## Given passage
TRADER HORN, the Great White Hunter, treks into Darkest Africa in search of the long-missing daughter of a lady Missionary.

MGM produced one of the seminal adventure classics with this film, a benchmark against which all others would be measured for years to come. Although beset with production difficulties & traumas, including the near death of the leading actress, the film was an eventual triumph. Rarely seen today, it still packs a punch, if for no other reason than its splendid performances and the undeniable impact of its on-location filming.

Harry Carey, giving one of the first great performances of the sound era, is perfect in the title role. So well does he inhabit the character like a second skin that it is nearly impossible to imagine anyone else playing the part. Having already starred in innumerable silent Westerns, he brings enormous physicality to a movie which made great demands on its actors. Carey looks & sounds like someone who's spent years in the veldt. The slouch of his hat, the grim set of his eyes, the rough growl of his voice are all just right.

Handsome Duncan Renaldo, as Horn's earnest young Spanish companion, and exquisite Edwina Booth, as a white tribal queen, are both admirably suited to their roles. The sparks of their budding, hesitant romance lightens the end of the film.

Olive Golden Carey, the star's wife, is radiant in her very small role as a tough, determined but saintly missionary; the image of her seated in a sedan chair, being carried through the jungle on her endless quest, remains in the mind. Special mention should also be made of Mutia Omoolu, as Horn's gun bearer & friend, adding dignity and strength to his role; he was rewarded with rare recognition alongside the other performers during the opening credits.

Movie mavens will recognize wonderful old Sir C. Aubrey Smith, appearing uncredited for a few moments at the end of the film, in the role of an Irish trader.

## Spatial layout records

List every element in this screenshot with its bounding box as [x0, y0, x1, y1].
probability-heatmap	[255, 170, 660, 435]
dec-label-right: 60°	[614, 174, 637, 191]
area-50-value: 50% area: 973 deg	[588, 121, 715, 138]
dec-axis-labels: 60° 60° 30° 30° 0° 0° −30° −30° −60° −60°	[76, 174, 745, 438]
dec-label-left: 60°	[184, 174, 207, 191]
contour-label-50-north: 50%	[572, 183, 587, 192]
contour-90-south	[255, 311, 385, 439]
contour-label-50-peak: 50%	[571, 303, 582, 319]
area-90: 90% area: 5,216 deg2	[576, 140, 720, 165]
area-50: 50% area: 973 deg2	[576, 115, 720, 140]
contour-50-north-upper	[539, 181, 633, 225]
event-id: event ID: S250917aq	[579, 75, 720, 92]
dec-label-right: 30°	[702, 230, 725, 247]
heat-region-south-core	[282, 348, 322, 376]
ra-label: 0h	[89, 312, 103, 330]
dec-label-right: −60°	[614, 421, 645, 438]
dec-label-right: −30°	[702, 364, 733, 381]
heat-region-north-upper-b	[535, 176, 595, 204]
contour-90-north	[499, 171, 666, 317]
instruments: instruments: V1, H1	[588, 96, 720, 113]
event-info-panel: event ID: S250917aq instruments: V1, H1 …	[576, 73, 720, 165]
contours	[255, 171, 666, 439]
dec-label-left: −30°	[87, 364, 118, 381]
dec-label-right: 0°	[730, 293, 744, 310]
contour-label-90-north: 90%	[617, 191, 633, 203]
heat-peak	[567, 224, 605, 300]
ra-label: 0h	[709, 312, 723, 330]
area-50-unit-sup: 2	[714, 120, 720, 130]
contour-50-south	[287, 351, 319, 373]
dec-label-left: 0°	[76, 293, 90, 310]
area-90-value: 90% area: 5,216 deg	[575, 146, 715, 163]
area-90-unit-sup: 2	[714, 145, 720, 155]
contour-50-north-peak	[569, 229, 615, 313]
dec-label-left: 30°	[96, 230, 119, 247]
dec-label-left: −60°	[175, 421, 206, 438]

## Problems to solve
1) According to the review of Trader Horn, what role does Edwina Booth play?
2) Count how many lines of the records contain the string "area", treating case as significant, and give only the number.

## The responses
1) A white tribal queen.

2) 6